§ **GOAL**
Pick out every line of the entries below where "xlabel" occurs, and copy those lines.

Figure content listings
⁂
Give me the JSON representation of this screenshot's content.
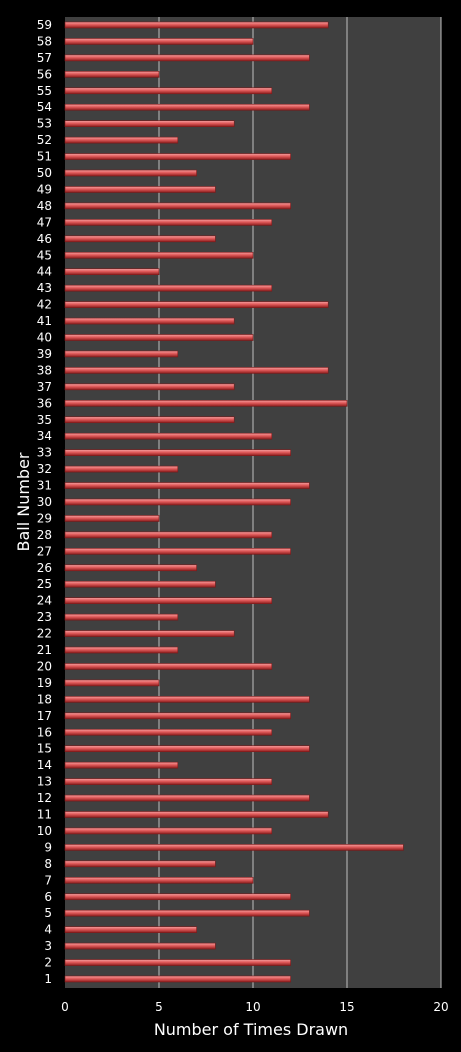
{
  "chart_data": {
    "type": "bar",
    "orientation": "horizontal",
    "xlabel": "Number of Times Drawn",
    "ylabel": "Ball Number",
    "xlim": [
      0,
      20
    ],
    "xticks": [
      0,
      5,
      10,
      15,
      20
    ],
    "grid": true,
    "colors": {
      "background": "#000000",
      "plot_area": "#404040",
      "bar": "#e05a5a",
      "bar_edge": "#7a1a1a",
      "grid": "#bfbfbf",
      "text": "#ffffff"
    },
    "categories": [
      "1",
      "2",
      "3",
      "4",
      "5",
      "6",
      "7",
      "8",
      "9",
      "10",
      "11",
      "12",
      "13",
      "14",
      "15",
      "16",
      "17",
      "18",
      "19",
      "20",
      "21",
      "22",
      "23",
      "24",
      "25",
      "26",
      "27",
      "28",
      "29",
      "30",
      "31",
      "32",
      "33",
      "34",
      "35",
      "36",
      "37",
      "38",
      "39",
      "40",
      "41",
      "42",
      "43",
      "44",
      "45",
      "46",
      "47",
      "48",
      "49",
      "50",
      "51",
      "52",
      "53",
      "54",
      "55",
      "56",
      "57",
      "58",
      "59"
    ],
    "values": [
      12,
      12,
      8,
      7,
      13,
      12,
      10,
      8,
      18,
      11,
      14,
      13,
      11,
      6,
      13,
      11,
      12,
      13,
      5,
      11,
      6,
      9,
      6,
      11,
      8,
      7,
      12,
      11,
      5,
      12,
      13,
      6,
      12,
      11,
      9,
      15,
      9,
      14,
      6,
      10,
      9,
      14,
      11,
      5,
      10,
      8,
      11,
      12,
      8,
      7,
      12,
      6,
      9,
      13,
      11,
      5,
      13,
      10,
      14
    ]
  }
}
⁂
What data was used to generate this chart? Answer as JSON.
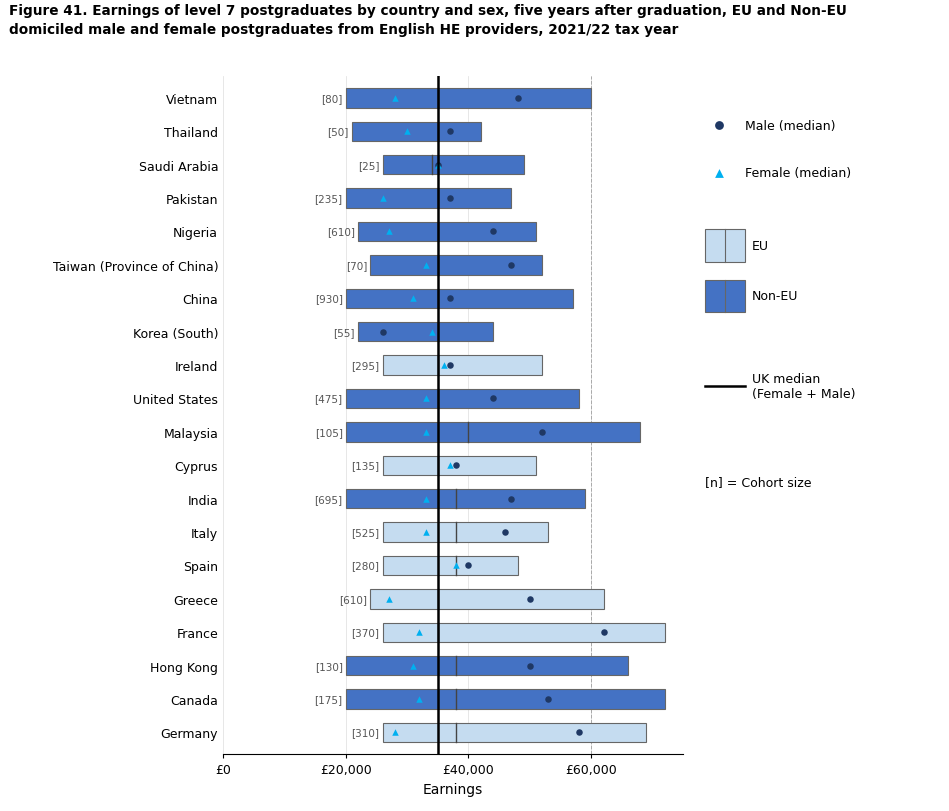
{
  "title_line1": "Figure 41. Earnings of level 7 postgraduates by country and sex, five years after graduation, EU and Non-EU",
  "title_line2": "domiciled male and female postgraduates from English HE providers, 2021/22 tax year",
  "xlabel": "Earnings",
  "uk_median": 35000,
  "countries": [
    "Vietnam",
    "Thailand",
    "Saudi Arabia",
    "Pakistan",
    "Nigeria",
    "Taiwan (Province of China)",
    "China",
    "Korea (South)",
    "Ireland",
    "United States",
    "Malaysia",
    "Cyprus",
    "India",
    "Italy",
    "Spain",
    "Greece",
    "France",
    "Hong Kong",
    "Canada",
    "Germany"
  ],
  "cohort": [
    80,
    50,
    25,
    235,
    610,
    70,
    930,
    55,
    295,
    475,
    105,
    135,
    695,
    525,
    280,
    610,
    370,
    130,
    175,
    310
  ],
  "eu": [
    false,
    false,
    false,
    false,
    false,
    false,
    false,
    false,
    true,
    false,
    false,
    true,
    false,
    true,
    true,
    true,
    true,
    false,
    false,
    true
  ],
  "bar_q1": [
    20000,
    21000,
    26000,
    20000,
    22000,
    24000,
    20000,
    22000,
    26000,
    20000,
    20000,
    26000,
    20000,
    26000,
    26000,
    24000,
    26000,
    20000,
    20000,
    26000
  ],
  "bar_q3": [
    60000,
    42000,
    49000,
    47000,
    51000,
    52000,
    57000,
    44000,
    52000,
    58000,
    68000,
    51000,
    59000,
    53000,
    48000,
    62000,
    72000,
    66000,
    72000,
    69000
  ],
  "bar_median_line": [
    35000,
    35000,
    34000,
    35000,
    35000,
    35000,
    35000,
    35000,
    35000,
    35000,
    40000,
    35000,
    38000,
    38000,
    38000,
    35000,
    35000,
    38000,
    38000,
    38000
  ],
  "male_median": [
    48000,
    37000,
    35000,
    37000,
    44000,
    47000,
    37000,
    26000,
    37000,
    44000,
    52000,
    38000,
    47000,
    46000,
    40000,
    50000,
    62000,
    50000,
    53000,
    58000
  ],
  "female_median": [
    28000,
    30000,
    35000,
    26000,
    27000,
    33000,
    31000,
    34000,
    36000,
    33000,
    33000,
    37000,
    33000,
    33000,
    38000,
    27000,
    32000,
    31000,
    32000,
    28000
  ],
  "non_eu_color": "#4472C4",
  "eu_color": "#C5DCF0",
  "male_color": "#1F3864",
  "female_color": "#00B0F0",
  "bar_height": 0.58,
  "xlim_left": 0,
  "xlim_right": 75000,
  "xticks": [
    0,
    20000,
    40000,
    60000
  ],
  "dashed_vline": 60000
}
⁂
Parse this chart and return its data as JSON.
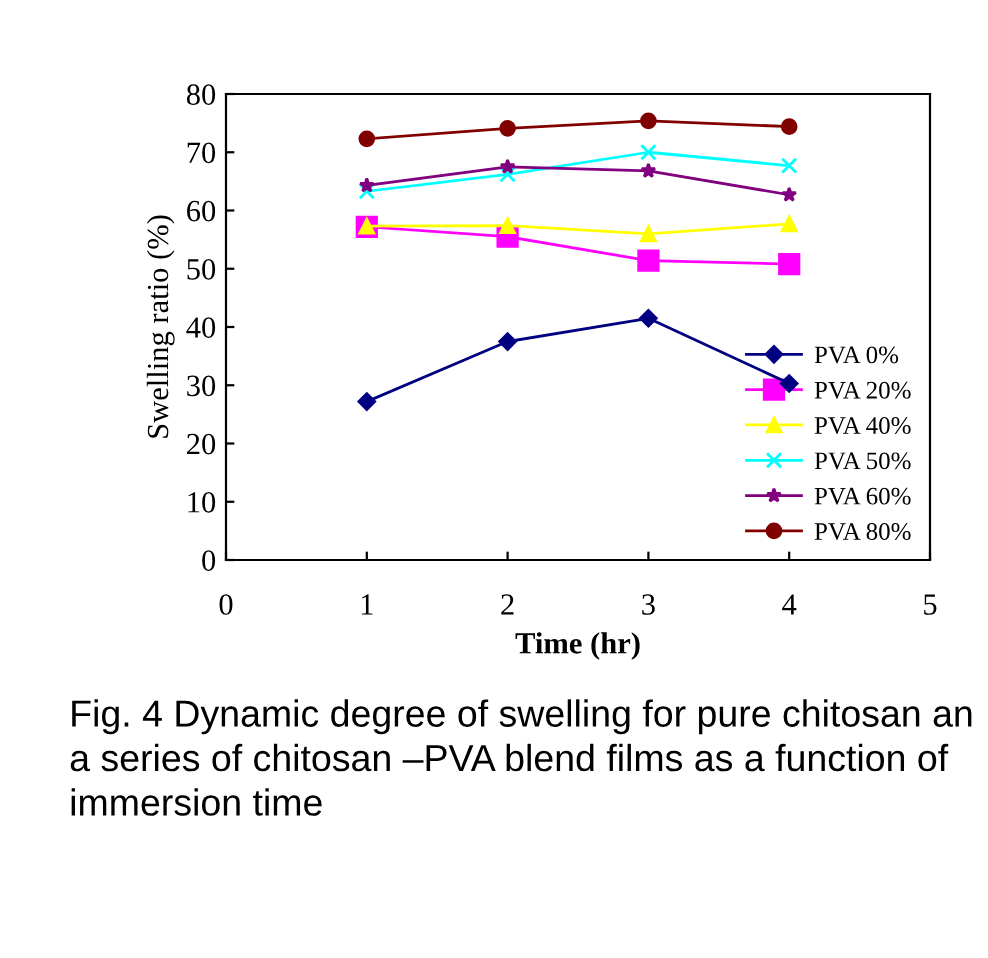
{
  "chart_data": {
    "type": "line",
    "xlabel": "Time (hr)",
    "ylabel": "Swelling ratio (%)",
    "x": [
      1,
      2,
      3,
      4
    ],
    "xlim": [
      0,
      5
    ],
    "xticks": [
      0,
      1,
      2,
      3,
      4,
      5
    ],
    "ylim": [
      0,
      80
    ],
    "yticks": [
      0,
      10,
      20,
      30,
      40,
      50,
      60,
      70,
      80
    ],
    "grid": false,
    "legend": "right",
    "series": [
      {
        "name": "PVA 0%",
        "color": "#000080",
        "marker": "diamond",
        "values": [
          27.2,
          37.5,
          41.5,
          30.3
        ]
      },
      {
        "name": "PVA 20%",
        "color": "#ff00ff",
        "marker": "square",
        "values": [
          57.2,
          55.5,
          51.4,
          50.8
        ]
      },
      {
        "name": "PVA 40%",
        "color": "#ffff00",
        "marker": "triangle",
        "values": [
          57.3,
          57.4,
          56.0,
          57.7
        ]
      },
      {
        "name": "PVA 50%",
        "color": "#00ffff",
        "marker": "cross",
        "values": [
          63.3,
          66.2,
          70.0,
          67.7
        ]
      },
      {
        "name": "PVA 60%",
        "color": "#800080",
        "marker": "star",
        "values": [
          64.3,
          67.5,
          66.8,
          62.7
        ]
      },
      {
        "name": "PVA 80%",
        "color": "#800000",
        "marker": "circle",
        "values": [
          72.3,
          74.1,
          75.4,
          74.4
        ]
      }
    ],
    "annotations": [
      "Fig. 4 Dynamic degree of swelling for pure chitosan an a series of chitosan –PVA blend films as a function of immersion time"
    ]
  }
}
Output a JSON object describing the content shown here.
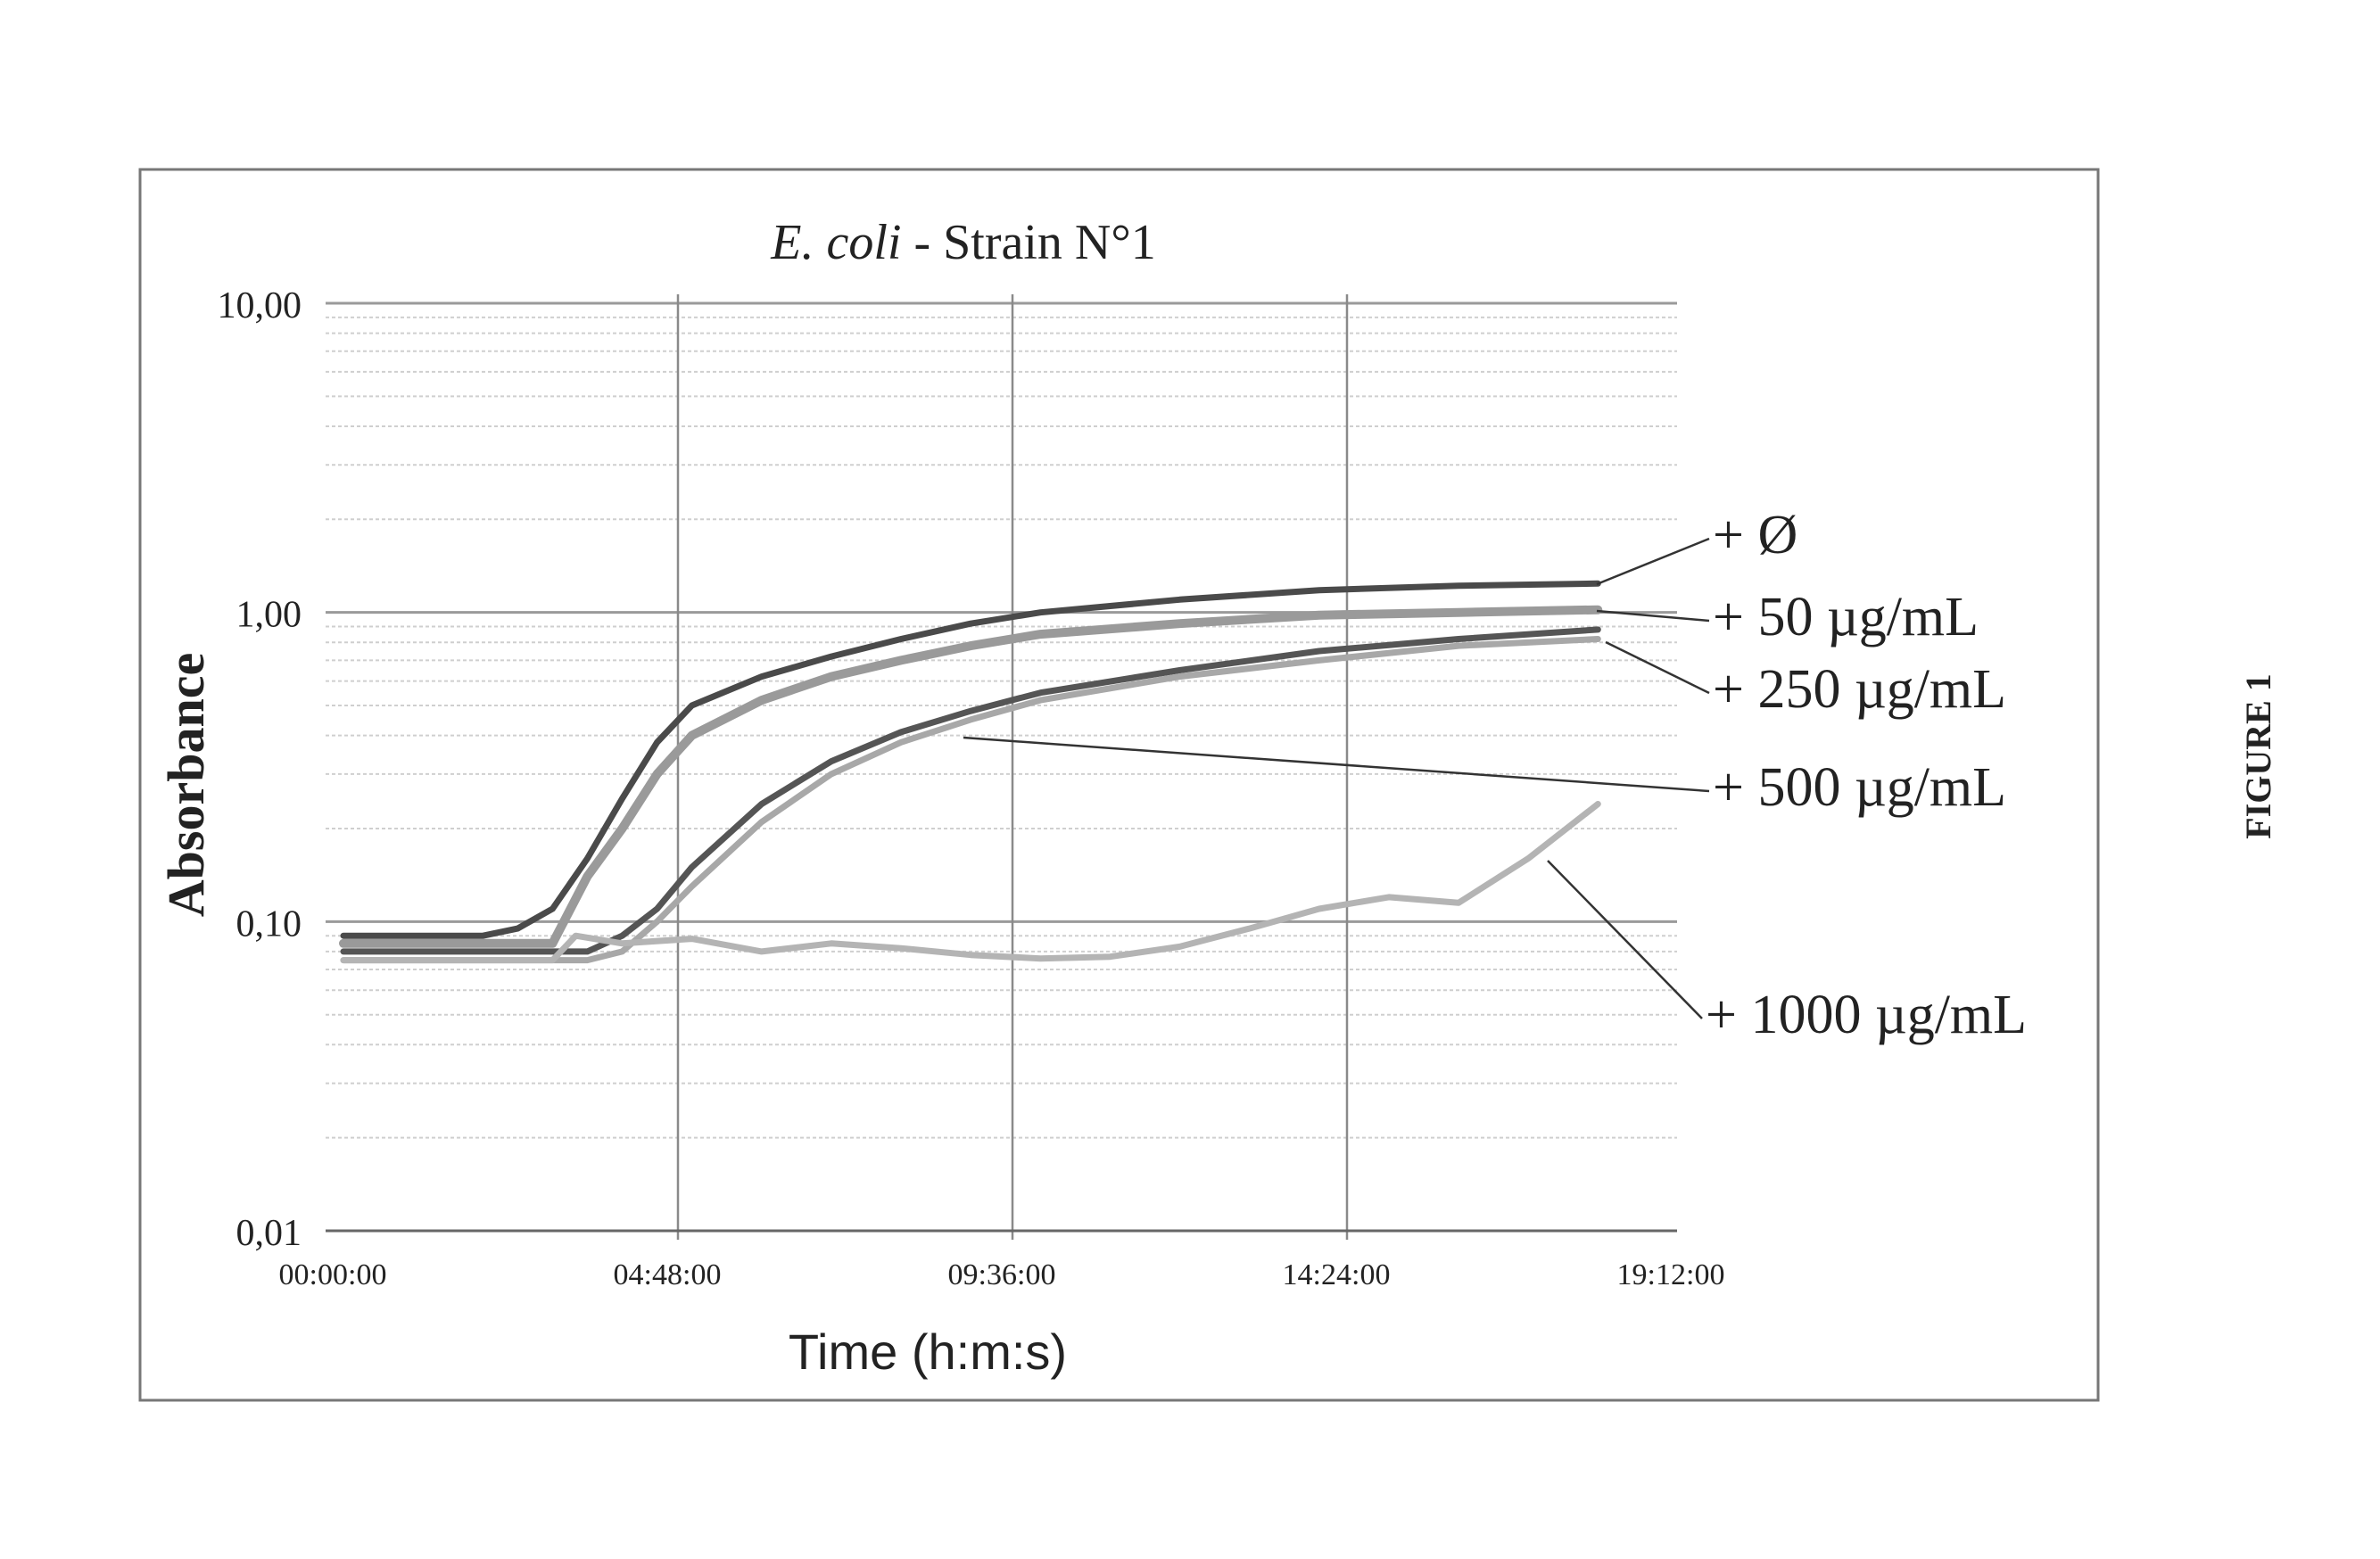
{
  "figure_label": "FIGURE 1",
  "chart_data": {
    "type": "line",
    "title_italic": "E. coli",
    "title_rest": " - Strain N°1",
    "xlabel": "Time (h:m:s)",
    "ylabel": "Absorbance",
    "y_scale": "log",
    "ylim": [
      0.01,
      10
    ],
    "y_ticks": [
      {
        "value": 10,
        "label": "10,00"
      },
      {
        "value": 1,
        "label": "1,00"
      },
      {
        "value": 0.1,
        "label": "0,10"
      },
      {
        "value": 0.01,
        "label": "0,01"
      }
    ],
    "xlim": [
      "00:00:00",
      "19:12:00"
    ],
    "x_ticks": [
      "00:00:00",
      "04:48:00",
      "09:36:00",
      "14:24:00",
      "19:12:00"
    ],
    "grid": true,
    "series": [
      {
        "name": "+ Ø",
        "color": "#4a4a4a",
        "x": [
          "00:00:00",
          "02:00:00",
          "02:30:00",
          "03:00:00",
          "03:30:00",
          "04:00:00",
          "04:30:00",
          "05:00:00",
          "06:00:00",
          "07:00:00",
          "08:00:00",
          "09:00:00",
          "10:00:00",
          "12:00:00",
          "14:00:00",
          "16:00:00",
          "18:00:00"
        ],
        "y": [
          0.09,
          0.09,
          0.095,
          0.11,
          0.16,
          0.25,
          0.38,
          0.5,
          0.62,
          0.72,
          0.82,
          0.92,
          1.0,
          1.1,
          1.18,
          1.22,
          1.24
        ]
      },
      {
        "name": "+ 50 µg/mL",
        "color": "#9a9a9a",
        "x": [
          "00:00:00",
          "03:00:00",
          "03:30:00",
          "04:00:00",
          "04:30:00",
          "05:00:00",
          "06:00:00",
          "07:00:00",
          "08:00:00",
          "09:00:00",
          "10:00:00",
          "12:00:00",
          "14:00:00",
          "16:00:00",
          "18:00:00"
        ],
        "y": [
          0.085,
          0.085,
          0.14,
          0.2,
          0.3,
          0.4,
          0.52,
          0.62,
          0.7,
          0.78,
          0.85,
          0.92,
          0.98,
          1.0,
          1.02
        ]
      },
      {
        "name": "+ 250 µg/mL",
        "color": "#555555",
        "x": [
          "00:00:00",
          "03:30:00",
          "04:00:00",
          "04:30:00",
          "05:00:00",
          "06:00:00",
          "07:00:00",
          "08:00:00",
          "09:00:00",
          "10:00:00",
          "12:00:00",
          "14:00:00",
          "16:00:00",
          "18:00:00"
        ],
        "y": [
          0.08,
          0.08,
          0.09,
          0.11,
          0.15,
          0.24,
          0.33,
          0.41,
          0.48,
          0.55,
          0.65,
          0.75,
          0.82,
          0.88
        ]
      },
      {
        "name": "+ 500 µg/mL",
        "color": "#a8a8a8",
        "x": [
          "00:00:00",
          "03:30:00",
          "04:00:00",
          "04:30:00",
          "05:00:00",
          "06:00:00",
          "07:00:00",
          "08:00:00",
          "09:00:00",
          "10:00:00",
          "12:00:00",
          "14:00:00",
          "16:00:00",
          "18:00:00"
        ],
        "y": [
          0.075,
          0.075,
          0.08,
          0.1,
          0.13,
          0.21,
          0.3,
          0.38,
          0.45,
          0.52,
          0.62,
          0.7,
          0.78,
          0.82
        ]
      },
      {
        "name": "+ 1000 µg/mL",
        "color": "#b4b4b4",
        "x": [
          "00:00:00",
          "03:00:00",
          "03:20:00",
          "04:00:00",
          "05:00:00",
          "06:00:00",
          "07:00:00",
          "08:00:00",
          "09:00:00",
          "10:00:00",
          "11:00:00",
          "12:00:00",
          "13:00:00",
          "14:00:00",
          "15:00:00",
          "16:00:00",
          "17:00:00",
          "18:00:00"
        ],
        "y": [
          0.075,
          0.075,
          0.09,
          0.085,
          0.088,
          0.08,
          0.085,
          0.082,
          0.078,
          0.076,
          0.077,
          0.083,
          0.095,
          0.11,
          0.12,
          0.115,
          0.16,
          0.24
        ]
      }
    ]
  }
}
⁂
§ **FINISHED TASK**
    "xlabel": "Number of Times Drawn",
  "xlabel": "Earnings",
    "xlabel": "Time (hr)",
    "xlabel": "Time (h:m:s)",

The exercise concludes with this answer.